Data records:
* START *

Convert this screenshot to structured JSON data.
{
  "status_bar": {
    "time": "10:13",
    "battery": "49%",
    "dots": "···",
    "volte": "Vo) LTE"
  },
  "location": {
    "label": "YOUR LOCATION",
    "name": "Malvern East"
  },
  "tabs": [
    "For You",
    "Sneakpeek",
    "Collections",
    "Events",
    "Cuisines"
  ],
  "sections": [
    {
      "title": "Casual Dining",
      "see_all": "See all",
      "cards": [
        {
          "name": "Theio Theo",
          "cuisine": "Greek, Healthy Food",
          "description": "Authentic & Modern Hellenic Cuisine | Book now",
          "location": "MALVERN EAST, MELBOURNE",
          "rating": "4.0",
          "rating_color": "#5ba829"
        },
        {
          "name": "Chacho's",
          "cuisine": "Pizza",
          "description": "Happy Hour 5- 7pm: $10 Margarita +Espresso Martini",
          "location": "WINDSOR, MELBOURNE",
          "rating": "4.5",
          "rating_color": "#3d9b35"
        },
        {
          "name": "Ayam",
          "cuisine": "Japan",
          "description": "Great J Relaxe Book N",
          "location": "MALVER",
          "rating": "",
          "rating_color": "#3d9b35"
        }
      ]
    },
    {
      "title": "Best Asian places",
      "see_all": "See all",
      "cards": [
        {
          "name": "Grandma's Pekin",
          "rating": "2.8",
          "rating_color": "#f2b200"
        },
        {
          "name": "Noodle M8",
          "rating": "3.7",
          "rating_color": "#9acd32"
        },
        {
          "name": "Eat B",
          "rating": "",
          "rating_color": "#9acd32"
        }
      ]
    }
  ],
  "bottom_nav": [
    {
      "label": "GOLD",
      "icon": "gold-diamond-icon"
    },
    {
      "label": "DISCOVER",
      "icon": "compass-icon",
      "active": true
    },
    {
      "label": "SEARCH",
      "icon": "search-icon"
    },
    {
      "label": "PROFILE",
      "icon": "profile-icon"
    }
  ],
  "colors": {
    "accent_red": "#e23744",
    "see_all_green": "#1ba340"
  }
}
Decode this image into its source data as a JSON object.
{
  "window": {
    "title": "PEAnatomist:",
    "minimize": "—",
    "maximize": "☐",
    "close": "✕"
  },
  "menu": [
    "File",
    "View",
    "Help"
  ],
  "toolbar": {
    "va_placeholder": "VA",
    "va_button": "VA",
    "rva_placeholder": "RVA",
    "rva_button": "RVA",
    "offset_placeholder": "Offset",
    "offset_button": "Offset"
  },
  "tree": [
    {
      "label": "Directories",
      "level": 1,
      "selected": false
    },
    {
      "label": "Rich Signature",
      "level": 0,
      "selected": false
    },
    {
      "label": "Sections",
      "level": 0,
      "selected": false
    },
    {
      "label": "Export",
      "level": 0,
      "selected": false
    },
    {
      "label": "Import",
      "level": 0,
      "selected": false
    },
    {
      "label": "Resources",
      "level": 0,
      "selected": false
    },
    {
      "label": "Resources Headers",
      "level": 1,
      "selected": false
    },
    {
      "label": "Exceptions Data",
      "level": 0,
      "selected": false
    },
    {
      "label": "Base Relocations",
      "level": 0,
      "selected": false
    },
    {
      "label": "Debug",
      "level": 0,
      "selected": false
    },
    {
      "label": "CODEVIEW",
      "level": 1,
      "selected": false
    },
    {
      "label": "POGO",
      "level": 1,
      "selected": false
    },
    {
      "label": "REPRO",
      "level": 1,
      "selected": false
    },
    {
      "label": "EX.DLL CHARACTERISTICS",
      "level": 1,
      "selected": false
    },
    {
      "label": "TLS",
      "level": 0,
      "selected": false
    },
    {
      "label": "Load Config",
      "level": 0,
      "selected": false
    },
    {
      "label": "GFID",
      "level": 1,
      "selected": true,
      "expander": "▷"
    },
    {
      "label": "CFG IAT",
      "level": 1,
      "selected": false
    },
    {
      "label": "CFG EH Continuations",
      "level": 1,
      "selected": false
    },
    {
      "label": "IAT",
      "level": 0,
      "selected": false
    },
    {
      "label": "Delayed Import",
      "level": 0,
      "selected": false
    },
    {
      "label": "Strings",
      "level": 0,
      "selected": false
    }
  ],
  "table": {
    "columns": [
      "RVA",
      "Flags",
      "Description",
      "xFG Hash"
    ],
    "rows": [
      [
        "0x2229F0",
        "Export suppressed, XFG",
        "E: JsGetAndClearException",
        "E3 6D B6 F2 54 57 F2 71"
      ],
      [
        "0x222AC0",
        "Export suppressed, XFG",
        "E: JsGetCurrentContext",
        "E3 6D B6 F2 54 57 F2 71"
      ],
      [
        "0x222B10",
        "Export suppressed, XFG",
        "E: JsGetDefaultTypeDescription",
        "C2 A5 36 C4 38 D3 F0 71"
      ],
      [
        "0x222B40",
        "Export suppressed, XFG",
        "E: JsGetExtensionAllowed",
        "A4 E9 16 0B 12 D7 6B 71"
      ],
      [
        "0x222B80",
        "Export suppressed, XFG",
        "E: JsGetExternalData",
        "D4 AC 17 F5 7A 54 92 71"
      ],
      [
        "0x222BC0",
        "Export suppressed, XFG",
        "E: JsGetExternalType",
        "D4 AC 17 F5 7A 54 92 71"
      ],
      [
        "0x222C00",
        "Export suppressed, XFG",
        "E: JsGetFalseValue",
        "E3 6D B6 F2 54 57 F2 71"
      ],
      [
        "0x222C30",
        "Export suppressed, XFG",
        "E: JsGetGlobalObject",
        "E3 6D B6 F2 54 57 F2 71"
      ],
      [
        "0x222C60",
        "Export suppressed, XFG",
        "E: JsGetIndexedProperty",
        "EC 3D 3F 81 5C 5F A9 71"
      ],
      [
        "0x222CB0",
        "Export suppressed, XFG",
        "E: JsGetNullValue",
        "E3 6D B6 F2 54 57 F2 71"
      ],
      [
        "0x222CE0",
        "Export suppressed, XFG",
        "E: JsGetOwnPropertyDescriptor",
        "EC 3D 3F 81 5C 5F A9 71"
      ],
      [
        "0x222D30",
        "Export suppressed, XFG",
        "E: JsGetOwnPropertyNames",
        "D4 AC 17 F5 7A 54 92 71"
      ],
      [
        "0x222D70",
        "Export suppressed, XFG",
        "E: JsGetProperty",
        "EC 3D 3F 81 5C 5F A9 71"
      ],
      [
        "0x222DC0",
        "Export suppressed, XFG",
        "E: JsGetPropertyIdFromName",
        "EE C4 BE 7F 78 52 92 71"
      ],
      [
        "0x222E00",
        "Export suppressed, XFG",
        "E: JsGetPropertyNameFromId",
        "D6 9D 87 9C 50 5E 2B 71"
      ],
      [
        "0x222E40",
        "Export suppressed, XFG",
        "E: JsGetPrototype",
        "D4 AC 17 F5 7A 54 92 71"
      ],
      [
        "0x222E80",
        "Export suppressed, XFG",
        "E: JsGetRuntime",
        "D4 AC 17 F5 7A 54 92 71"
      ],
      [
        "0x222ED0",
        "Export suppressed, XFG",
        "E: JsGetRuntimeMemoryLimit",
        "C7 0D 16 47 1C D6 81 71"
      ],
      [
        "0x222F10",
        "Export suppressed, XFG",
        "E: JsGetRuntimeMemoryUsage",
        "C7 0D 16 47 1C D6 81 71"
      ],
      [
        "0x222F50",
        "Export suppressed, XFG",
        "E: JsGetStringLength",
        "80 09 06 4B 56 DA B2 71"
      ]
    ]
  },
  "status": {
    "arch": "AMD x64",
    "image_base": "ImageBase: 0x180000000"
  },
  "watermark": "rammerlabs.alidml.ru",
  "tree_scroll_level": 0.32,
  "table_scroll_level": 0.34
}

* END *

● **STATED EXERCISE**: Count the lines above in which the word "this" appears, then state only that count.

● **TASK ANSWER**: 2